» DO THIS: Revise the lines from the line containing "detector-gap-line [2052, 35, 2077, 375]" to the line containing "chart-abs-middle: 0.0 0.2", replacing "data-point-marker" with "data-marker" and leaving everything else unchanged. Reproduce only those lines.

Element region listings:
··········

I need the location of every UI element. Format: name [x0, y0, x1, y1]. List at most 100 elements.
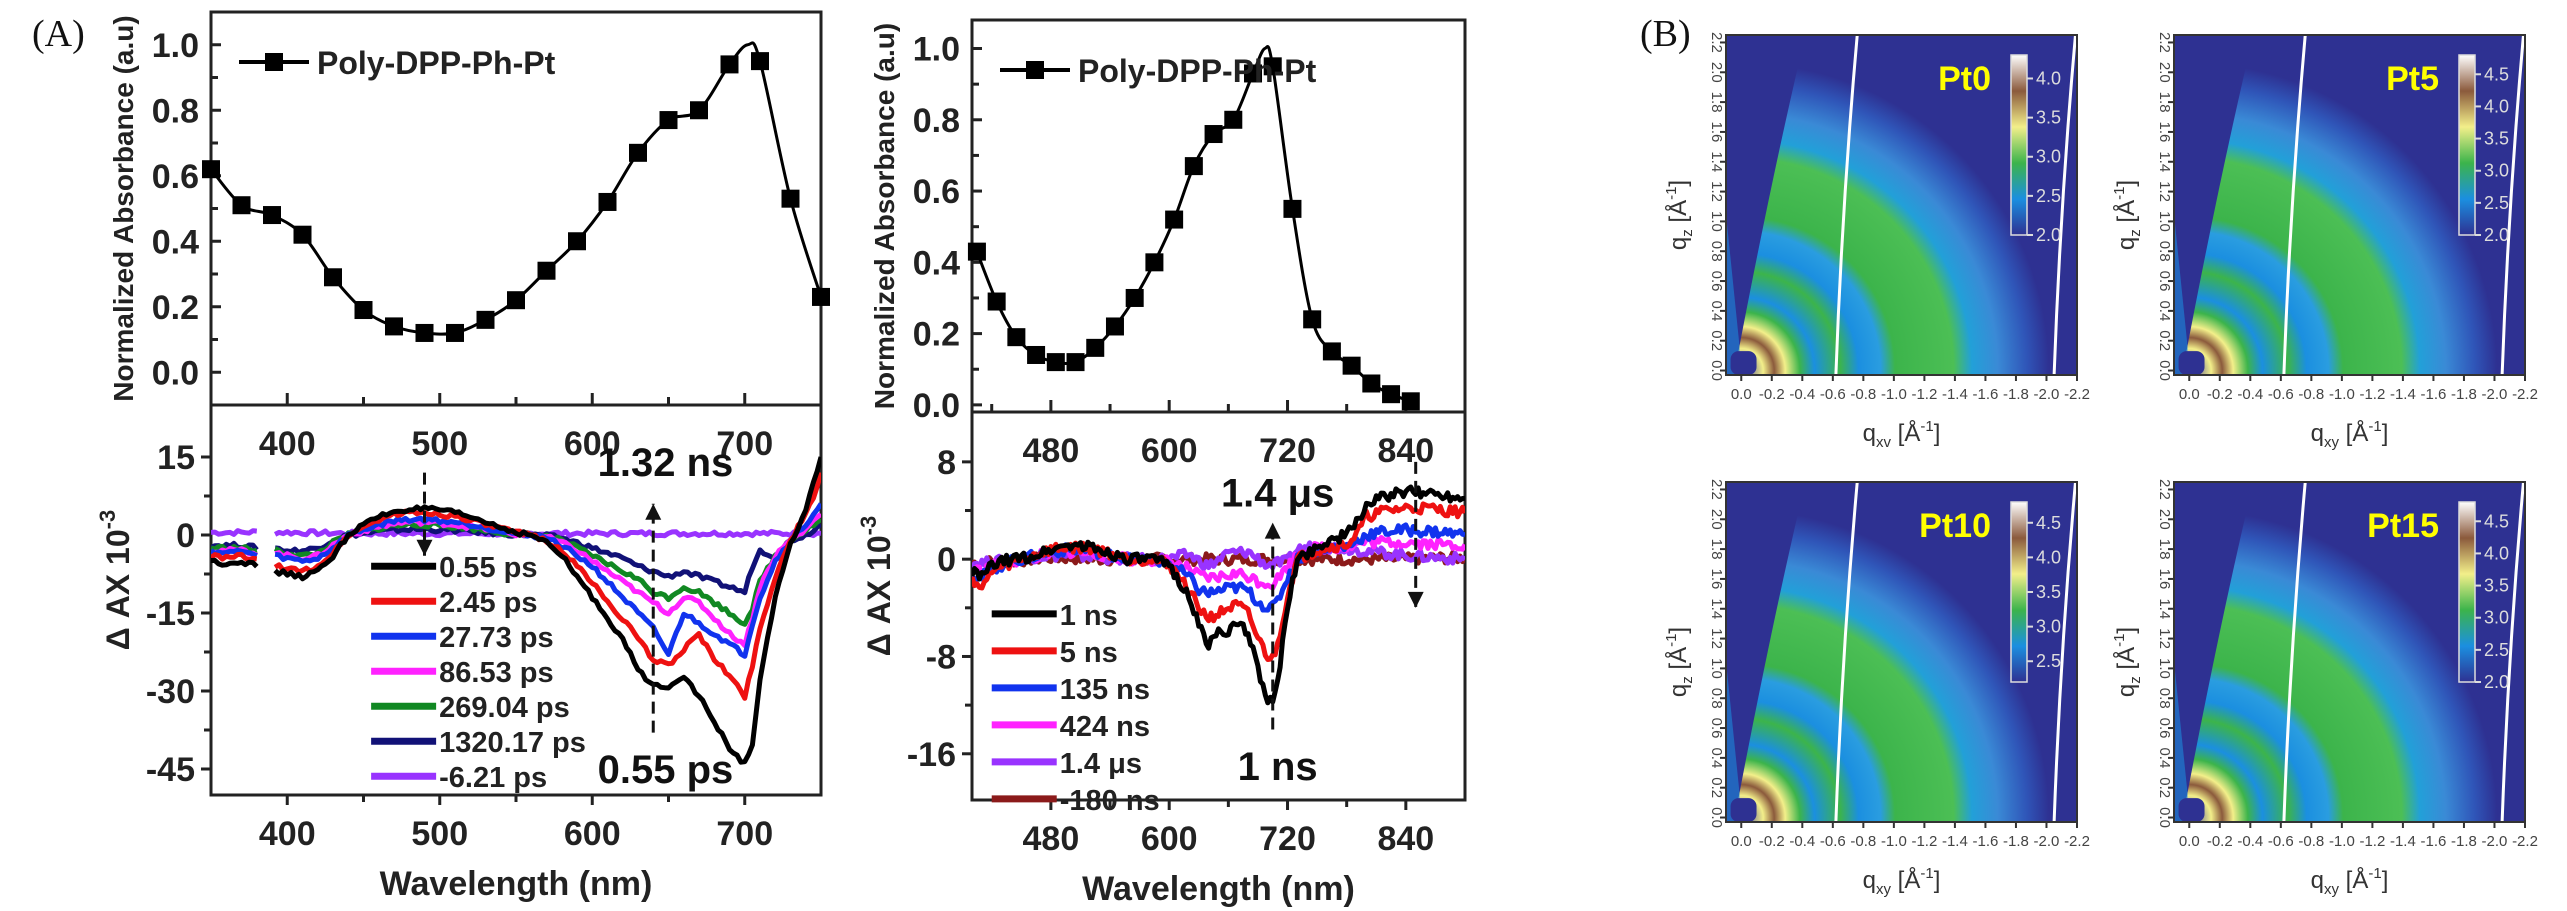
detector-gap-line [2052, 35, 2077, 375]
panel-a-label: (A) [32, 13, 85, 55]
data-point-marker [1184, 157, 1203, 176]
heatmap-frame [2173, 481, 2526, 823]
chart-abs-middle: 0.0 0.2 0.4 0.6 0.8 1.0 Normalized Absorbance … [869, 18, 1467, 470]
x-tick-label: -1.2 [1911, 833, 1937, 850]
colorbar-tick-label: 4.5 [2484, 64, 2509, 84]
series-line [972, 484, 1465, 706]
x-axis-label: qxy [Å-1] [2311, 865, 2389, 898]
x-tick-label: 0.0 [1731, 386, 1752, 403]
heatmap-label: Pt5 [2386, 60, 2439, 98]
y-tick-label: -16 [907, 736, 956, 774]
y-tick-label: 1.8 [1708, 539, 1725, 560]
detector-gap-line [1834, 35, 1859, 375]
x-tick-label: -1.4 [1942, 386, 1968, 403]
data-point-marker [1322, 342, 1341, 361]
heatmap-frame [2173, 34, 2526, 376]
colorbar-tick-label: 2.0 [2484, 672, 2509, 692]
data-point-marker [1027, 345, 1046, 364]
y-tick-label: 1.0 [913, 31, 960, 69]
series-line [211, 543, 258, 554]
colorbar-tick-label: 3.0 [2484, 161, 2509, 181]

··········

» EXERCISE RESPONSE:
detector-gap-line [2052, 35, 2077, 375]
panel-a-label: (A) [32, 13, 85, 55]
data-marker [1184, 157, 1203, 176]
heatmap-frame [2173, 481, 2526, 823]
chart-abs-middle: 0.0 0.2 0.4 0.6 0.8 1.0 Normalized Absorbance … [869, 18, 1467, 470]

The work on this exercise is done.